▸ **THE RECORDS**:
%%
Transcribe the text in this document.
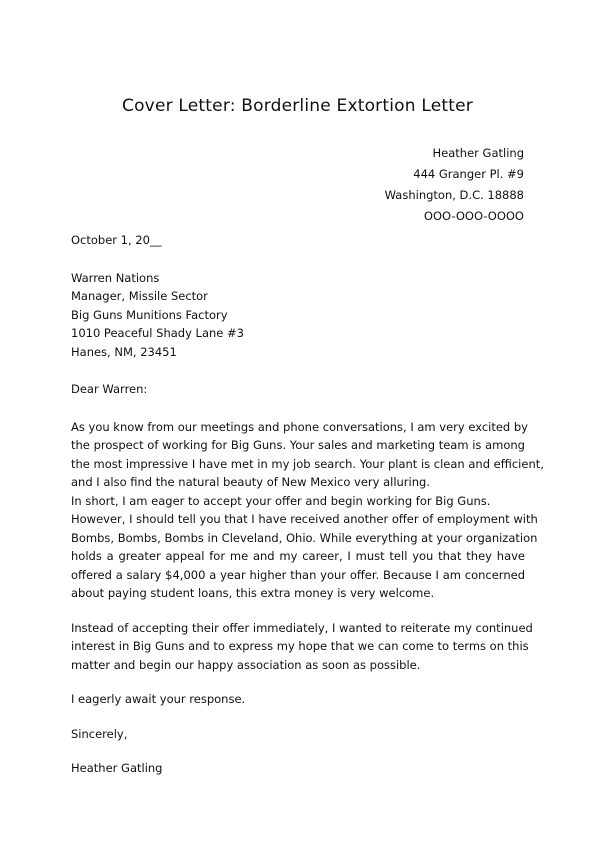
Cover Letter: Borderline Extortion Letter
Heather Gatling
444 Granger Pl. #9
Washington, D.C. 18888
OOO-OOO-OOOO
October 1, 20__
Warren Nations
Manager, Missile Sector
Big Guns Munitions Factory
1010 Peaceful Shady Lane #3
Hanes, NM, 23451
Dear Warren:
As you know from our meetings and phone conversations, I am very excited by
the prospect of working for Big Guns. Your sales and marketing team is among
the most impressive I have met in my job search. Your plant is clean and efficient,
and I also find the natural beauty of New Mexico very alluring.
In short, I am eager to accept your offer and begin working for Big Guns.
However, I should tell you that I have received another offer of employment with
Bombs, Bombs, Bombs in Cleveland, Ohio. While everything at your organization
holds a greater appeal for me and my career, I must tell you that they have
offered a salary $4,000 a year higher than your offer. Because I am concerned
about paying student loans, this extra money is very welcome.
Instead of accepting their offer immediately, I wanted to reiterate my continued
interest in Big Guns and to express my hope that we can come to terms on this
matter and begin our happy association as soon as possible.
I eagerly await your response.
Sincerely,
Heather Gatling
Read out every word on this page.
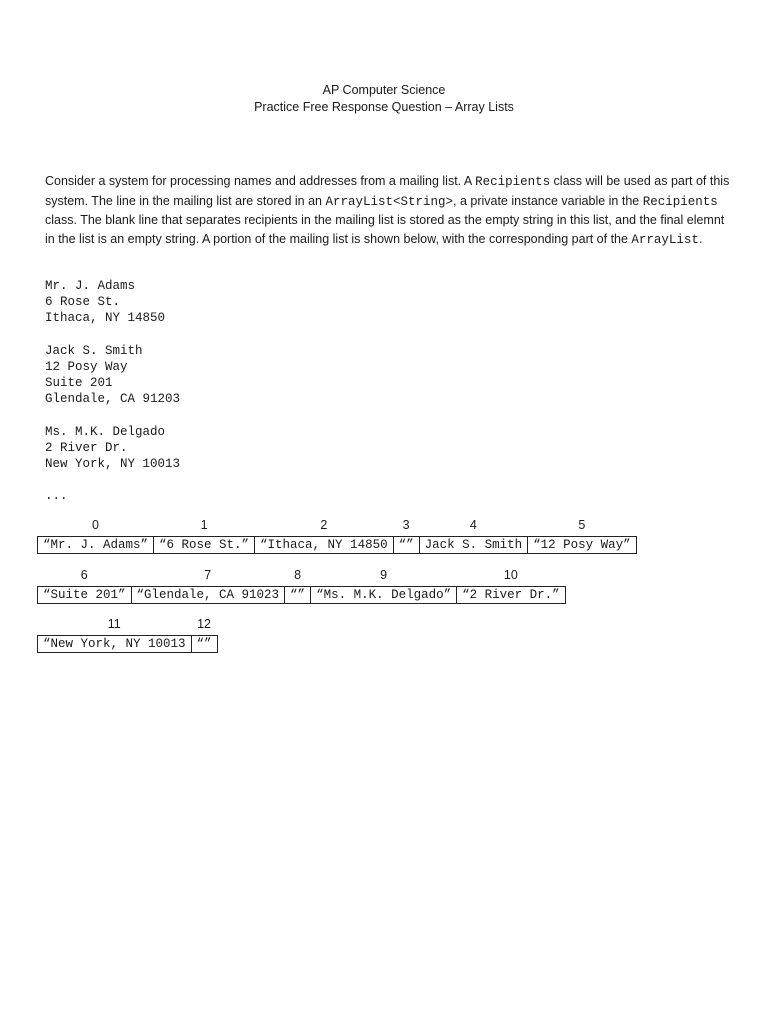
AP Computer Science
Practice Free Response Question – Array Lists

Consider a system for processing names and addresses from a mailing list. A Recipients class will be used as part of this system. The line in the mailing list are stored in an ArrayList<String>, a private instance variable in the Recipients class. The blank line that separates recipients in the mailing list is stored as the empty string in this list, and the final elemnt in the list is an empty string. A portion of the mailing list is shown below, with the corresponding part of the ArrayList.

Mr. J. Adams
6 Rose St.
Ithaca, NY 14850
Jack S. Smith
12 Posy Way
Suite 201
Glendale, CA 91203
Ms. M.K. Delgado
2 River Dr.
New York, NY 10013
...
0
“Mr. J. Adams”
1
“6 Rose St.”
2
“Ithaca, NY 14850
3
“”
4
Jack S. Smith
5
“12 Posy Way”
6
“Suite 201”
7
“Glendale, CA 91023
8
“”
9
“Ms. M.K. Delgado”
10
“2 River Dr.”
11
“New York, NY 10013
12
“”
%%
▸ **PROMPT**: Write out the material above again, word for word, minus its pictures.

▸ **WRITTEN ANSWER**:
Transcribe the text in this document.
Cover Letter: Borderline Extortion Letter
Heather Gatling
444 Granger Pl. #9
Washington, D.C. 18888
OOO-OOO-OOOO
October 1, 20__
Warren Nations
Manager, Missile Sector
Big Guns Munitions Factory
1010 Peaceful Shady Lane #3
Hanes, NM, 23451
Dear Warren:
As you know from our meetings and phone conversations, I am very excited by
the prospect of working for Big Guns. Your sales and marketing team is among
the most impressive I have met in my job search. Your plant is clean and efficient,
and I also find the natural beauty of New Mexico very alluring.
In short, I am eager to accept your offer and begin working for Big Guns.
However, I should tell you that I have received another offer of employment with
Bombs, Bombs, Bombs in Cleveland, Ohio. While everything at your organization
holds a greater appeal for me and my career, I must tell you that they have
offered a salary $4,000 a year higher than your offer. Because I am concerned
about paying student loans, this extra money is very welcome.
Instead of accepting their offer immediately, I wanted to reiterate my continued
interest in Big Guns and to express my hope that we can come to terms on this
matter and begin our happy association as soon as possible.
I eagerly await your response.
Sincerely,
Heather Gatling
Read out every word on this page.
AP Computer Science
Practice Free Response Question – Array Lists

Consider a system for processing names and addresses from a mailing list. A Recipients class will be used as part of this system. The line in the mailing list are stored in an ArrayList<String>, a private instance variable in the Recipients class. The blank line that separates recipients in the mailing list is stored as the empty string in this list, and the final elemnt in the list is an empty string. A portion of the mailing list is shown below, with the corresponding part of the ArrayList.

Mr. J. Adams
6 Rose St.
Ithaca, NY 14850
Jack S. Smith
12 Posy Way
Suite 201
Glendale, CA 91203
Ms. M.K. Delgado
2 River Dr.
New York, NY 10013
...
0
“Mr. J. Adams”
1
“6 Rose St.”
2
“Ithaca, NY 14850
3
“”
4
Jack S. Smith
5
“12 Posy Way”
6
“Suite 201”
7
“Glendale, CA 91023
8
“”
9
“Ms. M.K. Delgado”
10
“2 River Dr.”
11
“New York, NY 10013
12
“”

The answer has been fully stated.